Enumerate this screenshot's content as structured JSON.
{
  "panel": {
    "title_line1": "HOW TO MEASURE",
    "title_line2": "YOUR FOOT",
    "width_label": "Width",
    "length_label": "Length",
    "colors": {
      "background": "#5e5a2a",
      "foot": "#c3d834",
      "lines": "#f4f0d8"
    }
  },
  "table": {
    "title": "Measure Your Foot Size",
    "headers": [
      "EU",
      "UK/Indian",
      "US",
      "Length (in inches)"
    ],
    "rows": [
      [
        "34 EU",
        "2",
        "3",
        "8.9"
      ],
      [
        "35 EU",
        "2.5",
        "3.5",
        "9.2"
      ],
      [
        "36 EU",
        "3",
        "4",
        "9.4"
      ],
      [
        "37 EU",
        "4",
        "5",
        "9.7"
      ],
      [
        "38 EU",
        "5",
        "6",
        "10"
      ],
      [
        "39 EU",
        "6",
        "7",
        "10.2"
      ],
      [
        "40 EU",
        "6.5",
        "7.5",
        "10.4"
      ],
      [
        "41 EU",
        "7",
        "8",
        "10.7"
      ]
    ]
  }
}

───

Where a line in the entries holds the word "Length", copy that line.

Task result:
    "length_label": "Length",
      "Length (in inches)"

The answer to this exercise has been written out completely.